# [Work to do]
Among the entries, which lines carry the string "series"? Copy each of them.

# [Task input]
=-=-=-=-=

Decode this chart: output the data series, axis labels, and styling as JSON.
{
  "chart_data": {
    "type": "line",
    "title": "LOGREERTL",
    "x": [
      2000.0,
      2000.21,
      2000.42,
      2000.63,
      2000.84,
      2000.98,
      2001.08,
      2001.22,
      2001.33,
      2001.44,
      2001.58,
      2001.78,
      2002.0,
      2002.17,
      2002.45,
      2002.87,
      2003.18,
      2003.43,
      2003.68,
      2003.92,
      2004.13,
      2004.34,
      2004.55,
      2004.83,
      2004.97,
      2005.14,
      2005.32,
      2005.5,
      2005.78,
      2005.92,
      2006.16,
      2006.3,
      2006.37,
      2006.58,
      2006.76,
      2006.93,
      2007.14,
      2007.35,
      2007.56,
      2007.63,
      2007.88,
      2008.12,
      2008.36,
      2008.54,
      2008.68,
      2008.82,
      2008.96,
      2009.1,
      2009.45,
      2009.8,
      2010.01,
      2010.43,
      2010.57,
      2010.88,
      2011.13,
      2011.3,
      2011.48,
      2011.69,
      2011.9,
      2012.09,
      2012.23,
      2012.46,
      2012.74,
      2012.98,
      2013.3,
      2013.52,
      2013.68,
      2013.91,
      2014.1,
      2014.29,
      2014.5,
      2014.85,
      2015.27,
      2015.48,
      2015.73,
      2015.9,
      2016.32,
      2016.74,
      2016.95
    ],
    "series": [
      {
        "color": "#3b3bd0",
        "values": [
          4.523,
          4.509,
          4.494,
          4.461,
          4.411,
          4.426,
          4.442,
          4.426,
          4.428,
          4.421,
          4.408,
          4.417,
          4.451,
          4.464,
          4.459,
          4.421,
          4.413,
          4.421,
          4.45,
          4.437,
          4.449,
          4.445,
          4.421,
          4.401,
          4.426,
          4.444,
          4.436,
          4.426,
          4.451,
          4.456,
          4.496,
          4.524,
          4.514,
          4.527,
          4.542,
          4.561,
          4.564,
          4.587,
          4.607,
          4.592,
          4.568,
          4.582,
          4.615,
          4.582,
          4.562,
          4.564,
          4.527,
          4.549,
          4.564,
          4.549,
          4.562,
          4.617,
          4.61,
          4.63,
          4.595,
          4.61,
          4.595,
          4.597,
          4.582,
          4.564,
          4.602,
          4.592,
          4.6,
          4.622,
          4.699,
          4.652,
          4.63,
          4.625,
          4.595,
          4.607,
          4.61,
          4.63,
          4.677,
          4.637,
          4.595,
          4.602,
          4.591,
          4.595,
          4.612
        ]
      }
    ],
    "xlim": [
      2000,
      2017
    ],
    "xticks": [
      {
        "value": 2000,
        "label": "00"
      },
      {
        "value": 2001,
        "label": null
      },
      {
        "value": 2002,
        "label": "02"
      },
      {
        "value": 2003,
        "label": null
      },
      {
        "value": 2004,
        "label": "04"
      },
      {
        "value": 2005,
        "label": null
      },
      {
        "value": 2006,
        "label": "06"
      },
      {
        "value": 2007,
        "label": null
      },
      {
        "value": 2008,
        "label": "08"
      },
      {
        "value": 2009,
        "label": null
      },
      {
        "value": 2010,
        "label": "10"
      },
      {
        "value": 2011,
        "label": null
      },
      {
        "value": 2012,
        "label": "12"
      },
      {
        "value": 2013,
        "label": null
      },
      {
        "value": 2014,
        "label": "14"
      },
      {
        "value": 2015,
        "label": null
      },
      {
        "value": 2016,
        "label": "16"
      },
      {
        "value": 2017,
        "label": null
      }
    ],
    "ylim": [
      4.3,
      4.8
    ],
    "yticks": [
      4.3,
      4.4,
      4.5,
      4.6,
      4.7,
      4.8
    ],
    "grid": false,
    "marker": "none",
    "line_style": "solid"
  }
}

=-=-=-=-=

# [Correct answer]
Decode this chart: output the data series, axis labels, and styling as JSON.
    "series": [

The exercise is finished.